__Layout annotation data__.

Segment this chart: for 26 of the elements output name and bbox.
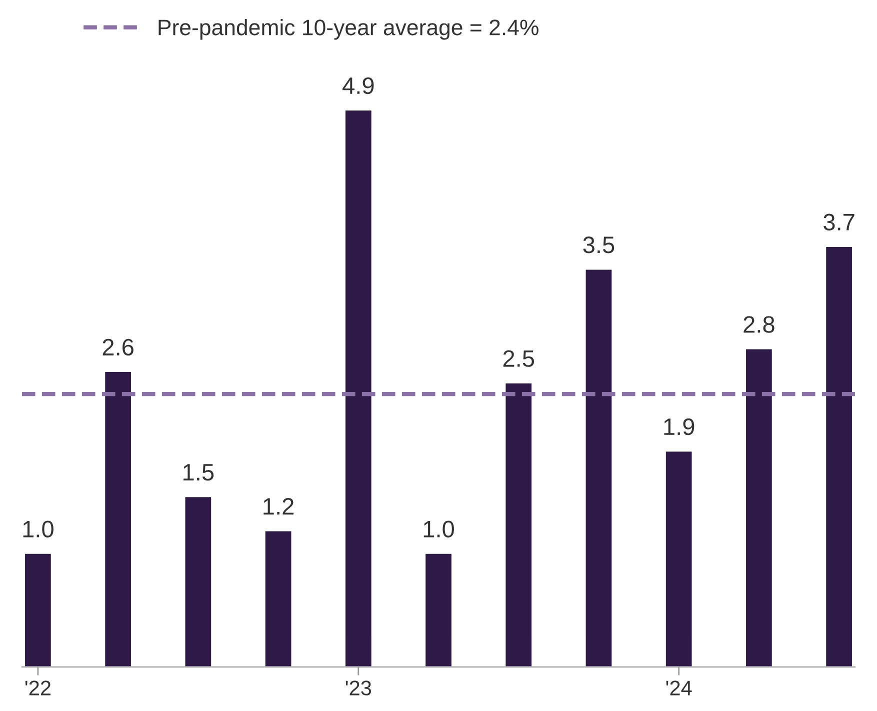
x-tick-label: '23 [346,680,372,696]
legend-label: Pre-pandemic 10-year average = 2.4% [158,19,538,40]
bar [184,496,212,667]
data-label: 1.9 [664,418,694,436]
data-label: 1.0 [424,520,454,538]
bar [504,382,533,667]
bar [744,348,774,667]
data-label: 2.6 [102,338,134,356]
data-label: 2.8 [744,316,774,333]
bar [104,370,132,667]
data-label: 1.2 [264,498,294,514]
bar [584,268,614,667]
data-label: 2.5 [503,350,534,367]
bar [424,552,453,667]
bar [264,530,293,667]
bar [664,450,694,667]
x-tick-label: '22 [25,680,50,696]
data-label: 1.0 [23,520,54,538]
bar [24,552,52,667]
bar [824,246,854,667]
data-label: 3.5 [583,236,614,254]
data-label: 3.7 [824,214,854,231]
bar [344,109,373,667]
x-tick-label: '24 [666,680,692,696]
data-label: 1.5 [184,464,214,481]
data-label: 4.9 [342,77,374,94]
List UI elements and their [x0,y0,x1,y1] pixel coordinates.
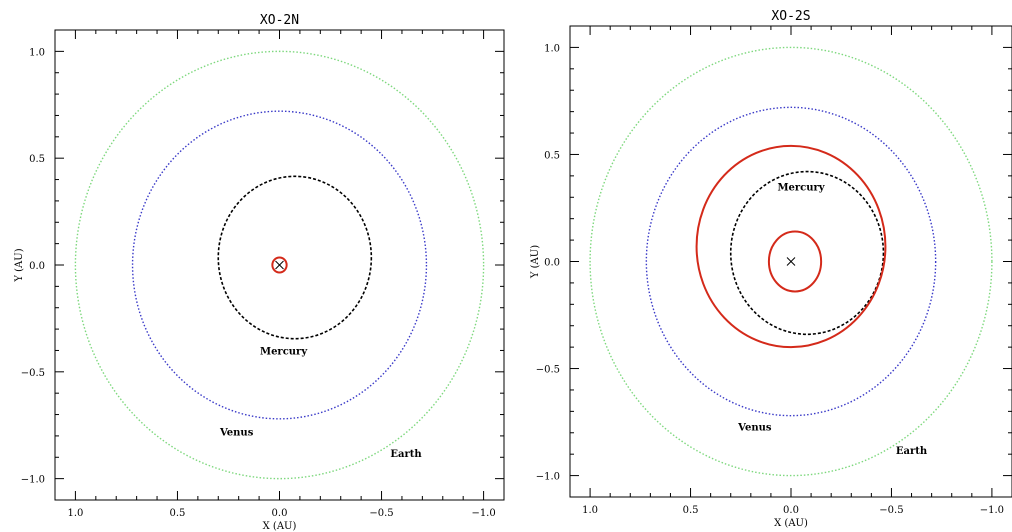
x-tick-label: 1.0 [67,508,83,519]
orbit-planet [767,230,823,293]
y-tick-label: 0.5 [29,154,45,165]
orbit-venus [131,110,428,420]
x-tick-label: −1.0 [471,508,495,519]
y-tick-label: 0.0 [544,258,560,269]
orbit-venus [645,106,937,417]
x-axis-label: X (AU) [774,518,808,529]
star-marker-stroke [275,260,284,270]
x-tick-label: −1.0 [980,505,1004,516]
y-tick-label: 0.0 [29,261,45,272]
orbit-mercury [217,175,373,340]
x-tick-label: 1.0 [582,505,598,516]
y-tick-label: 0.5 [544,150,560,161]
chart-xo-2n: 1.0 0.5 0.0 −0.5 −1.0 −1.0 −0.5 0.0 0.5 1.0 XO-2N X… [14,13,505,532]
y-tick-label: 1.0 [29,47,45,58]
x-tick-label: 0.0 [272,508,288,519]
orbit-earth [74,50,485,480]
y-tick-label: −1.0 [536,472,560,483]
chart-title: XO-2S [771,9,810,24]
orbit-planet [271,256,288,274]
y-tick-label: −1.0 [21,475,45,486]
orbit-label-venus: Venus [737,422,772,433]
x-tick-label: −0.5 [369,508,393,519]
y-tick-label: −0.5 [536,365,560,376]
orbit-planet [695,144,887,349]
x-tick-label: 0.5 [683,505,699,516]
chart-xo-2s: 1.0 0.5 0.0 −0.5 −1.0 −1.0 −0.5 0.0 0.5 1.0 XO-2S X… [530,9,1012,529]
y-axis-label: Y (AU) [14,248,25,282]
orbit-label-mercury: Mercury [260,346,308,357]
x-tick-label: −0.5 [879,505,903,516]
y-tick-label: −0.5 [21,368,45,379]
x-tick-label: 0.5 [170,508,186,519]
x-tick-label: 0.0 [783,505,799,516]
y-tick-label: 1.0 [544,43,560,54]
orbit-label-earth: Earth [390,449,422,460]
star-marker [786,257,796,266]
x-axis-label: X (AU) [263,521,297,532]
orbit-label-earth: Earth [896,446,928,457]
orbit-label-venus: Venus [219,428,254,439]
chart-title: XO-2N [260,13,299,28]
star-marker [275,260,284,270]
orbit-mercury [729,170,885,336]
orbit-label-mercury: Mercury [777,183,825,194]
orbit-earth [589,46,993,477]
y-axis-label: Y (AU) [530,245,541,279]
star-marker-stroke [786,257,796,266]
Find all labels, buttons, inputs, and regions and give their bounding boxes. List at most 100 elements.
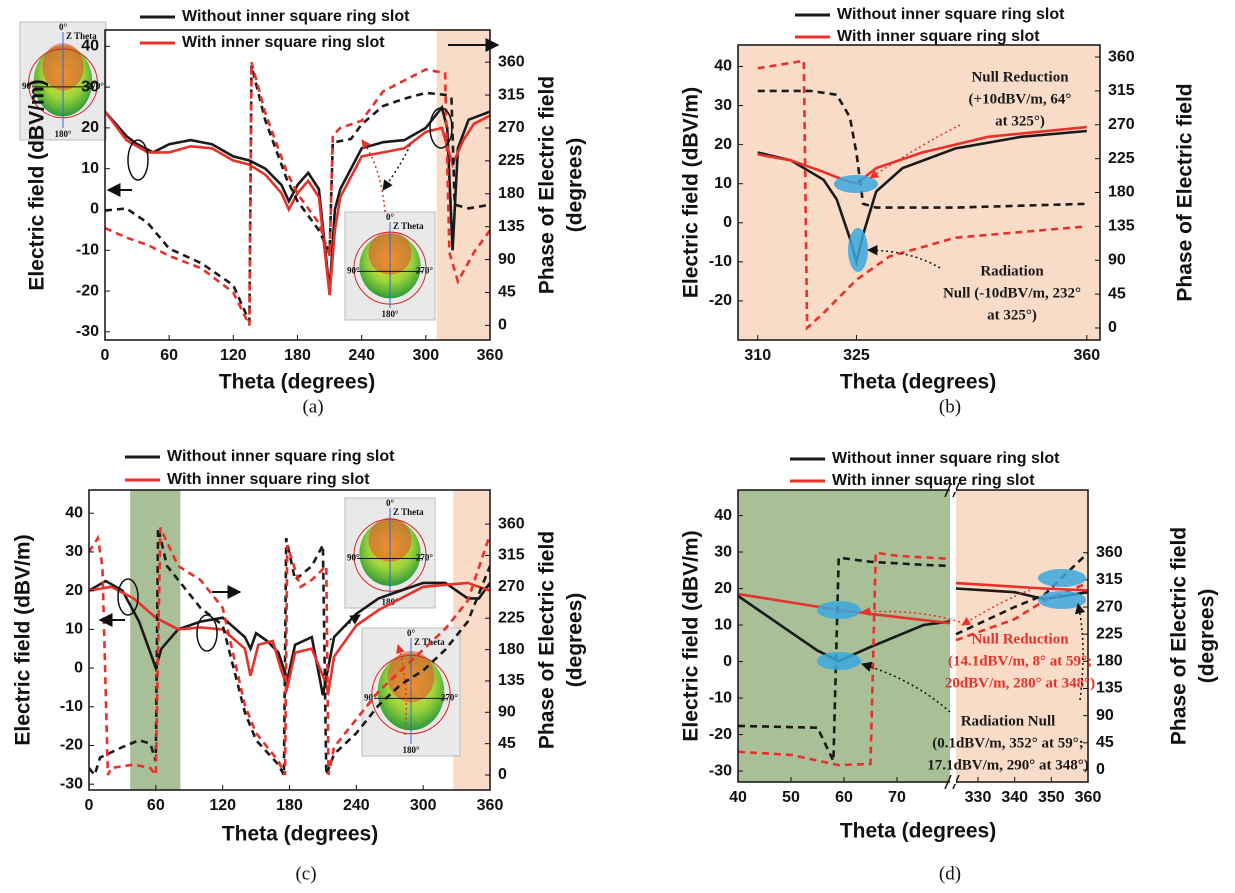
x-tick-label: 240 bbox=[343, 797, 370, 814]
highlight bbox=[196, 614, 218, 652]
y-tick-label: 20 bbox=[714, 580, 732, 597]
inset-label: 0° bbox=[407, 628, 416, 638]
annotation: 17.1dBV/m, 290° at 348°) bbox=[927, 757, 1089, 773]
x-tick-label: 360 bbox=[1075, 789, 1102, 806]
y2-tick-label: 360 bbox=[498, 515, 525, 532]
caption: (b) bbox=[939, 396, 961, 417]
legend-label: With inner square ring slot bbox=[837, 28, 1040, 45]
annotation: Null Reduction bbox=[971, 631, 1069, 647]
x-tick-label: 180 bbox=[276, 797, 303, 814]
y2-tick-label: 270 bbox=[1108, 116, 1135, 133]
arrow bbox=[866, 244, 941, 269]
panel: 40 50 60 70 330 340 350 360 -30 -20 -10 0 10 20 30 40 0 4… bbox=[680, 450, 1219, 884]
inset-label: 270° bbox=[416, 553, 434, 563]
x-tick-label: 340 bbox=[1001, 789, 1028, 806]
plot-frame bbox=[737, 489, 1089, 783]
x-tick-label: 50 bbox=[782, 789, 800, 806]
caption: (a) bbox=[302, 396, 323, 417]
arrow bbox=[396, 644, 408, 736]
y2-axis-label: Phase of Electric field bbox=[536, 76, 559, 294]
x-tick-label: 120 bbox=[220, 347, 247, 364]
y2-axis-label: Phase of Electric field bbox=[536, 531, 559, 749]
x-tick-label: 60 bbox=[147, 797, 165, 814]
y-tick-label: -20 bbox=[60, 737, 83, 754]
y2-tick-label: 315 bbox=[498, 86, 525, 103]
highlight bbox=[1038, 569, 1086, 587]
y2-axis-label: (degrees) bbox=[1196, 589, 1219, 684]
inset-label: 0° bbox=[59, 22, 68, 32]
y2-tick-label: 180 bbox=[1096, 653, 1123, 670]
y-tick-label: -20 bbox=[709, 726, 732, 743]
arrow bbox=[1074, 602, 1086, 701]
x-tick-label: 330 bbox=[965, 789, 992, 806]
y-axis-label: Electric field (dBV/m) bbox=[12, 534, 35, 745]
y-tick-label: 0 bbox=[74, 659, 83, 676]
y-tick-label: 20 bbox=[714, 136, 732, 153]
y-tick-label: -20 bbox=[76, 282, 99, 299]
shaded-region bbox=[436, 30, 490, 340]
inset-label: 180° bbox=[381, 597, 399, 607]
x-tick-label: 0 bbox=[101, 347, 110, 364]
y2-tick-label: 270 bbox=[498, 119, 525, 136]
y2-tick-label: 135 bbox=[1096, 680, 1123, 697]
inset-label: Z Theta bbox=[393, 507, 424, 517]
y2-tick-label: 0 bbox=[498, 766, 507, 783]
x-tick-label: 310 bbox=[744, 347, 771, 364]
axis-break-gap bbox=[950, 781, 956, 784]
shaded-region bbox=[738, 45, 1100, 340]
y-axis-label: Electric field (dBV/m) bbox=[26, 79, 49, 290]
y2-axis-label: Phase of Electric field bbox=[1168, 527, 1191, 745]
x-tick-label: 360 bbox=[1073, 347, 1100, 364]
y-tick-label: 30 bbox=[714, 97, 732, 114]
highlight bbox=[117, 578, 139, 616]
y-tick-label: 10 bbox=[65, 621, 83, 638]
y-tick-label: -30 bbox=[60, 775, 83, 792]
y2-tick-label: 135 bbox=[498, 218, 525, 235]
y-tick-label: 40 bbox=[65, 504, 83, 521]
legend-label: Without inner square ring slot bbox=[837, 6, 1065, 23]
y2-tick-label: 180 bbox=[1108, 184, 1135, 201]
field-line bbox=[105, 104, 490, 292]
inset-label: 90° bbox=[364, 692, 377, 702]
y2-tick-label: 270 bbox=[498, 578, 525, 595]
inset-label: 270° bbox=[441, 692, 459, 702]
y2-tick-label: 180 bbox=[498, 185, 525, 202]
inset-label: 0° bbox=[386, 498, 395, 508]
caption: (c) bbox=[295, 863, 316, 884]
highlight bbox=[1038, 591, 1086, 609]
y2-tick-label: 360 bbox=[1108, 48, 1135, 65]
x-tick-label: 300 bbox=[410, 797, 437, 814]
phase-line bbox=[757, 59, 1087, 331]
y-tick-label: 10 bbox=[81, 160, 99, 177]
panel: 310 325 360 -20 -10 0 10 20 30 40 0 45 90 135 180 225 27… bbox=[680, 6, 1197, 417]
annotation: Null Reduction bbox=[971, 69, 1069, 85]
y-tick-label: 0 bbox=[723, 214, 732, 231]
inset-label: 90° bbox=[22, 81, 35, 91]
y2-axis-label: Phase of Electric field bbox=[1174, 83, 1197, 301]
y2-tick-label: 270 bbox=[1096, 598, 1123, 615]
y2-tick-label: 0 bbox=[498, 317, 507, 334]
y2-tick-label: 360 bbox=[498, 53, 525, 70]
y-tick-label: -10 bbox=[709, 253, 732, 270]
inset-label: 180° bbox=[381, 309, 399, 319]
y2-tick-label: 0 bbox=[1096, 761, 1105, 778]
y-tick-label: -10 bbox=[60, 698, 83, 715]
y2-tick-label: 90 bbox=[1096, 707, 1114, 724]
x-tick-label: 120 bbox=[209, 797, 236, 814]
y2-tick-label: 315 bbox=[1108, 82, 1135, 99]
inset-label: 180° bbox=[402, 745, 420, 755]
x-tick-label: 40 bbox=[729, 789, 747, 806]
y-tick-label: 30 bbox=[81, 78, 99, 95]
annotation: (14.1dBV/m, 8° at 59°; bbox=[948, 653, 1092, 669]
y2-tick-label: 45 bbox=[498, 735, 516, 752]
y2-tick-label: 0 bbox=[1108, 319, 1117, 336]
x-tick-label: 180 bbox=[284, 347, 311, 364]
y-tick-label: 40 bbox=[714, 58, 732, 75]
arrow bbox=[329, 614, 361, 641]
y2-tick-label: 225 bbox=[498, 609, 525, 626]
annotation: Null (-10dBV/m, 232° bbox=[943, 285, 1081, 301]
y-tick-label: 10 bbox=[714, 175, 732, 192]
x-tick-label: 240 bbox=[348, 347, 375, 364]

__Request__. Rewrite the rows starting with the line containing "x-tick-label: '23 [346,680,372,696]" and continuing through the line containing "List UI elements", replacing "data-label" with "value-label" and leaving all other text unchanged.

__Answer to the task__.
x-tick-label: '23 [346,680,372,696]
legend-label: Pre-pandemic 10-year average = 2.4% [158,19,538,40]
bar [184,496,212,667]
value-label: 1.9 [664,418,694,436]
value-label: 1.0 [424,520,454,538]
bar [504,382,533,667]
bar [744,348,774,667]
value-label: 2.6 [102,338,134,356]
value-label: 2.8 [744,316,774,333]
bar [104,370,132,667]
value-label: 1.2 [264,498,294,514]
bar [584,268,614,667]
value-label: 2.5 [503,350,534,367]
bar [424,552,453,667]
bar [264,530,293,667]
bar [664,450,694,667]
x-tick-label: '22 [25,680,50,696]
value-label: 1.0 [23,520,54,538]
bar [24,552,52,667]
bar [824,246,854,667]
value-label: 3.5 [583,236,614,254]
value-label: 3.7 [824,214,854,231]
bar [344,109,373,667]
x-tick-label: '24 [666,680,692,696]
value-label: 1.5 [184,464,214,481]
value-label: 4.9 [342,77,374,94]
List UI elements and their [x0,y0,x1,y1] pixel coordinates.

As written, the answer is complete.